* What is required *
How many lines of the records hold the string "name"? Reply with the number alone.

* Items from a figure collection *

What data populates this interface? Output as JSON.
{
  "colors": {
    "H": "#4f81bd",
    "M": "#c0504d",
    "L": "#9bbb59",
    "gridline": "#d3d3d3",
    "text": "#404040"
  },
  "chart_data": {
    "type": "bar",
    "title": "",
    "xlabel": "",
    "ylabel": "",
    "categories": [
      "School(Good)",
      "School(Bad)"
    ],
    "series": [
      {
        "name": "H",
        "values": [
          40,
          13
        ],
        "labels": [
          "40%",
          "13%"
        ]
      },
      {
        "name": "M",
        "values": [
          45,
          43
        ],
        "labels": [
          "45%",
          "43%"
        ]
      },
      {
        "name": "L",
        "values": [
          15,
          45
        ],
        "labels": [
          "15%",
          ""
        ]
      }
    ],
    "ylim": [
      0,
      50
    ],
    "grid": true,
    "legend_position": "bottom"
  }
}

---

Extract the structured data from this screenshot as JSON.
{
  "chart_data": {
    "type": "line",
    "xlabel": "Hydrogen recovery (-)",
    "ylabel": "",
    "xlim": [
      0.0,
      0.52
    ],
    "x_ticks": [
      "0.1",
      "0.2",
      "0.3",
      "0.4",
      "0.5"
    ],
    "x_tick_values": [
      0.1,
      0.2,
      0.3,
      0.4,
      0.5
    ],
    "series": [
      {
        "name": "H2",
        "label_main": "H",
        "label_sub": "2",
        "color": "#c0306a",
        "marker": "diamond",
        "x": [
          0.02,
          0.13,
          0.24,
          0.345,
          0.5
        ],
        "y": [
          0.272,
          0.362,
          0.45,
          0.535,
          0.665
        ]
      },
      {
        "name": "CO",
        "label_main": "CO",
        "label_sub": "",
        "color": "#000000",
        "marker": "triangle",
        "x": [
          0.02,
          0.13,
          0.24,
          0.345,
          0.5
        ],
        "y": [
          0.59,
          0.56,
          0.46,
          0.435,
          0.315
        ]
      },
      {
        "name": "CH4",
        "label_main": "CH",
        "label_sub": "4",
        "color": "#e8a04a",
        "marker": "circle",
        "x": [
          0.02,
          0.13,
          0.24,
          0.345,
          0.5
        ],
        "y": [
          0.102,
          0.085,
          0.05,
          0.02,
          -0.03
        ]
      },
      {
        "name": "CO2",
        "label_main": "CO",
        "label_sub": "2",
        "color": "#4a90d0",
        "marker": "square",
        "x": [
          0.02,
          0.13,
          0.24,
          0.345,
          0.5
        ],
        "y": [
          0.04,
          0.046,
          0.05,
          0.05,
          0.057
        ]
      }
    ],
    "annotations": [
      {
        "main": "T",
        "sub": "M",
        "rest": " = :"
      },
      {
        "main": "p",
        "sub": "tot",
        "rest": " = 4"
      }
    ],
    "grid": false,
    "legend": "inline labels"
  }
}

* Answer to the problem *
7